** Start of Data section **

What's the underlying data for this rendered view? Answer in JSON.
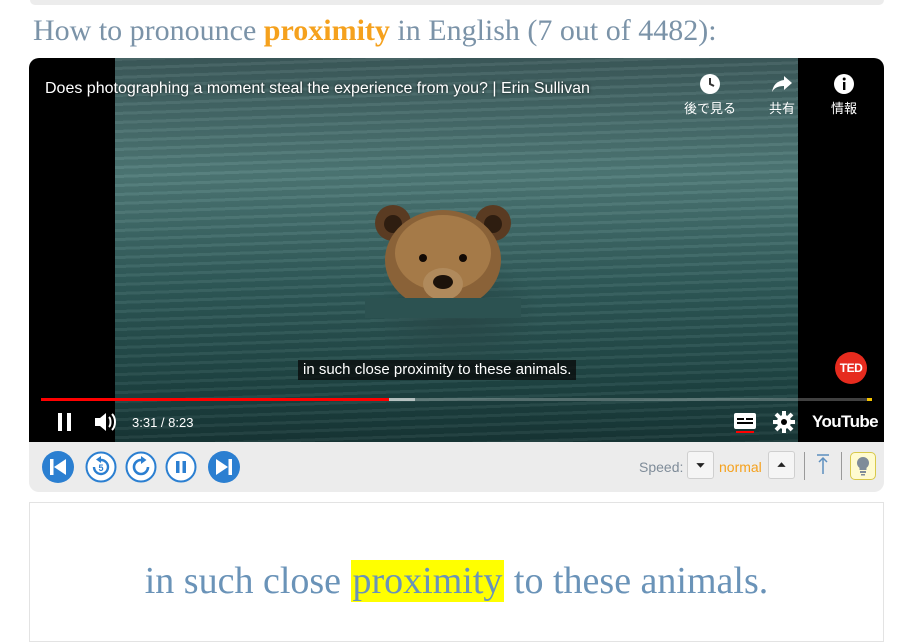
{
  "heading": {
    "prefix": "How to pronounce ",
    "keyword": "proximity",
    "suffix": " in English (7 out of 4482):"
  },
  "video": {
    "title": "Does photographing a moment steal the experience from you? | Erin Sullivan",
    "watch_later_label": "後で見る",
    "share_label": "共有",
    "info_label": "情報",
    "caption": "in such close proximity to these animals.",
    "brand_badge": "TED",
    "time": "3:31 / 8:23",
    "progress_fraction": 0.419,
    "buffered_fraction": 0.45,
    "youtube_label": "YouTube",
    "icons": [
      "pause-icon",
      "volume-icon",
      "subtitles-icon",
      "settings-gear-icon"
    ]
  },
  "toolbar": {
    "icons": [
      "previous-icon",
      "rewind-5-icon",
      "replay-icon",
      "pause-icon",
      "next-icon",
      "speed-down-icon",
      "speed-up-icon",
      "scroll-top-icon",
      "lightbulb-icon"
    ],
    "speed_label": "Speed:",
    "speed_value": "normal"
  },
  "sentence": {
    "before": "in such close ",
    "keyword": "proximity",
    "after": " to these animals."
  },
  "colors": {
    "accent_orange": "#f5a11d",
    "heading_gray": "#7b93a8",
    "toolbar_blue": "#2b7fd1",
    "highlight": "#ffff00",
    "progress_red": "#ff0000"
  }
}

** End of Data section **

- _What is asked_: Except for the pictures, copy the material above exactly.

- _Correct output_:
What's the underlying data for this rendered view? Answer in JSON.
{
  "heading": {
    "prefix": "How to pronounce ",
    "keyword": "proximity",
    "suffix": " in English (7 out of 4482):"
  },
  "video": {
    "title": "Does photographing a moment steal the experience from you? | Erin Sullivan",
    "watch_later_label": "後で見る",
    "share_label": "共有",
    "info_label": "情報",
    "caption": "in such close proximity to these animals.",
    "brand_badge": "TED",
    "time": "3:31 / 8:23",
    "progress_fraction": 0.419,
    "buffered_fraction": 0.45,
    "youtube_label": "YouTube",
    "icons": [
      "pause-icon",
      "volume-icon",
      "subtitles-icon",
      "settings-gear-icon"
    ]
  },
  "toolbar": {
    "icons": [
      "previous-icon",
      "rewind-5-icon",
      "replay-icon",
      "pause-icon",
      "next-icon",
      "speed-down-icon",
      "speed-up-icon",
      "scroll-top-icon",
      "lightbulb-icon"
    ],
    "speed_label": "Speed:",
    "speed_value": "normal"
  },
  "sentence": {
    "before": "in such close ",
    "keyword": "proximity",
    "after": " to these animals."
  },
  "colors": {
    "accent_orange": "#f5a11d",
    "heading_gray": "#7b93a8",
    "toolbar_blue": "#2b7fd1",
    "highlight": "#ffff00",
    "progress_red": "#ff0000"
  }
}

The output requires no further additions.